-- TO BE DONE --
From the listing that follows, extract every line and set it down unaltered.

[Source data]

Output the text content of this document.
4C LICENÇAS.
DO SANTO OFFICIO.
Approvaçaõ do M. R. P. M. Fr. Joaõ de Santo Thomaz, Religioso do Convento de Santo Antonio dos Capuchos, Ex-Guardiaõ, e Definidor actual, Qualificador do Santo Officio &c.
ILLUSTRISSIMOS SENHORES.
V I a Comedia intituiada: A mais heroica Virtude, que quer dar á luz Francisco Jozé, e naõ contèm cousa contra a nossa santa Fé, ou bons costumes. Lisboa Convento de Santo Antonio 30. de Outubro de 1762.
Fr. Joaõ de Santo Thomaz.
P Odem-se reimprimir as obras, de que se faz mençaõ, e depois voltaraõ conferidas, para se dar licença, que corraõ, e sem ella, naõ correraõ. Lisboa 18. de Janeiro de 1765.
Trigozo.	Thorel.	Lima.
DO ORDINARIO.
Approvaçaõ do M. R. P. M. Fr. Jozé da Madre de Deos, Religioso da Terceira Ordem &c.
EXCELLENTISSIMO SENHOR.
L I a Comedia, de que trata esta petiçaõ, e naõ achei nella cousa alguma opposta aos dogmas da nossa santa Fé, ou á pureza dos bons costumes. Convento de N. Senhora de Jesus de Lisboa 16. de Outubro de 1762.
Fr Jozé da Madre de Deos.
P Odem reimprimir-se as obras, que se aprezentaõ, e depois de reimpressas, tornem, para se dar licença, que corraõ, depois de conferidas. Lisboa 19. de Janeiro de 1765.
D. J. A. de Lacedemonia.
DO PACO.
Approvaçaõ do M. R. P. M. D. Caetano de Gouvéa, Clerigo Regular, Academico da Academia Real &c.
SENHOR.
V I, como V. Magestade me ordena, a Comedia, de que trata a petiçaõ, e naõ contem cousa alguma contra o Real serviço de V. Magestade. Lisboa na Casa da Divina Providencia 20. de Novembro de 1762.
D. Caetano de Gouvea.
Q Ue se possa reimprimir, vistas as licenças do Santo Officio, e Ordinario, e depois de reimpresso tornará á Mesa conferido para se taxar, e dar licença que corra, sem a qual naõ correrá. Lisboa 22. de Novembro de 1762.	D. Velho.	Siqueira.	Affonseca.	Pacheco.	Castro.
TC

-- TASK OUTPUT --
Output the text content of this document.
4C LICENÇAS.
DO SANTO OFFICIO.
Approvaçaõ do M. R. P. M. Fr. Joaõ de Santo Thomaz, Religioso do Convento de Santo Antonio dos Capuchos, Ex-Guardiaõ, e Definidor actual, Qualificador do Santo Officio &c.
ILLUSTRISSIMOS SENHORES.
V I a Comedia intituiada: A mais heroica Virtude, que quer dar á luz Francisco Jozé, e naõ contèm cousa contra a nossa santa Fé, ou bons costumes. Lisboa Convento de Santo Antonio 30. de Outubro de 1762.
Fr. Joaõ de Santo Thomaz.
P Odem-se reimprimir as obras, de que se faz mençaõ, e depois voltaraõ conferidas, para se dar licença, que corraõ, e sem ella, naõ correraõ. Lisboa 18. de Janeiro de 1765.
Trigozo.	Thorel.	Lima.
DO ORDINARIO.
Approvaçaõ do M. R. P. M. Fr. Jozé da Madre de Deos, Religioso da Terceira Ordem &c.
EXCELLENTISSIMO SENHOR.
L I a Comedia, de que trata esta petiçaõ, e naõ achei nella cousa alguma opposta aos dogmas da nossa santa Fé, ou á pureza dos bons costumes. Convento de N. Senhora de Jesus de Lisboa 16. de Outubro de 1762.
Fr Jozé da Madre de Deos.
P Odem reimprimir-se as obras, que se aprezentaõ, e depois de reimpressas, tornem, para se dar licença, que corraõ, depois de conferidas. Lisboa 19. de Janeiro de 1765.
D. J. A. de Lacedemonia.
DO PACO.
Approvaçaõ do M. R. P. M. D. Caetano de Gouvéa, Clerigo Regular, Academico da Academia Real &c.
SENHOR.
V I, como V. Magestade me ordena, a Comedia, de que trata a petiçaõ, e naõ contem cousa alguma contra o Real serviço de V. Magestade. Lisboa na Casa da Divina Providencia 20. de Novembro de 1762.
D. Caetano de Gouvea.
Q Ue se possa reimprimir, vistas as licenças do Santo Officio, e Ordinario, e depois de reimpresso tornará á Mesa conferido para se taxar, e dar licença que corra, sem a qual naõ correrá. Lisboa 22. de Novembro de 1762.	D. Velho.	Siqueira.	Affonseca.	Pacheco.	Castro.
TC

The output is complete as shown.